Problem requirements — Copy out each line of the material below with no changes.

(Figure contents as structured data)
* * *

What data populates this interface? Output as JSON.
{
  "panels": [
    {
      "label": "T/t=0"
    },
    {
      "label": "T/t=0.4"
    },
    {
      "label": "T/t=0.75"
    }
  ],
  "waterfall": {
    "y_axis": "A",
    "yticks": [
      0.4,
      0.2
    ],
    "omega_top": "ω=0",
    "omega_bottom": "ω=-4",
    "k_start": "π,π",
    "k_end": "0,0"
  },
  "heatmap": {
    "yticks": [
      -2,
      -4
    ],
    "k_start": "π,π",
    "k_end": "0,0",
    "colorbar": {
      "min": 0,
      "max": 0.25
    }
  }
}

* * *

Answer for the task —
What data populates this interface? Output as JSON.
{
  "panels": [
    {
      "label": "T/t=0"
    },
    {
      "label": "T/t=0.4"
    },
    {
      "label": "T/t=0.75"
    }
  ],
  "waterfall": {
    "y_axis": "A",
    "yticks": [
      0.4,
      0.2
    ],
    "omega_top": "ω=0",
    "omega_bottom": "ω=-4",
    "k_start": "π,π",
    "k_end": "0,0"
  },
  "heatmap": {
    "yticks": [
      -2,
      -4
    ],
    "k_start": "π,π",
    "k_end": "0,0",
    "colorbar": {
      "min": 0,
      "max": 0.25
    }
  }
}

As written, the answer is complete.